Reproduce this listing in full.
___ Available records ___
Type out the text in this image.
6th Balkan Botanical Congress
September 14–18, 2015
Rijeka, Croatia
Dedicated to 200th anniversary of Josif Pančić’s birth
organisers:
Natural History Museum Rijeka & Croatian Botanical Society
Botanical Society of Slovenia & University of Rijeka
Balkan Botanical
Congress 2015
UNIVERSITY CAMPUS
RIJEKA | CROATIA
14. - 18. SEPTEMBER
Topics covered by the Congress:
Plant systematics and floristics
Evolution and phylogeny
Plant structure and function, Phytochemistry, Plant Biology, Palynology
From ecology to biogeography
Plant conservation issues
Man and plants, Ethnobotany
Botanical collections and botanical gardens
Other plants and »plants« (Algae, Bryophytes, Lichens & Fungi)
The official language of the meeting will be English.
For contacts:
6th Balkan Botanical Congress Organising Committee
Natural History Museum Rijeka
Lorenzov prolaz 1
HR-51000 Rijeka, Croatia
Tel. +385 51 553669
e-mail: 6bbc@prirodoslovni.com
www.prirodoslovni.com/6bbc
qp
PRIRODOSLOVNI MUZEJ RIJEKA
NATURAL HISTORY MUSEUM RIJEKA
___
Output:
Type out the text in this image.
6th Balkan Botanical Congress
September 14–18, 2015
Rijeka, Croatia
Dedicated to 200th anniversary of Josif Pančić’s birth
organisers:
Natural History Museum Rijeka & Croatian Botanical Society
Botanical Society of Slovenia & University of Rijeka
Balkan Botanical
Congress 2015
UNIVERSITY CAMPUS
RIJEKA | CROATIA
14. - 18. SEPTEMBER
Topics covered by the Congress:
Plant systematics and floristics
Evolution and phylogeny
Plant structure and function, Phytochemistry, Plant Biology, Palynology
From ecology to biogeography
Plant conservation issues
Man and plants, Ethnobotany
Botanical collections and botanical gardens
Other plants and »plants« (Algae, Bryophytes, Lichens & Fungi)
The official language of the meeting will be English.
For contacts:
6th Balkan Botanical Congress Organising Committee
Natural History Museum Rijeka
Lorenzov prolaz 1
HR-51000 Rijeka, Croatia
Tel. +385 51 553669
e-mail: 6bbc@prirodoslovni.com
www.prirodoslovni.com/6bbc
qp
PRIRODOSLOVNI MUZEJ RIJEKA
NATURAL HISTORY MUSEUM RIJEKA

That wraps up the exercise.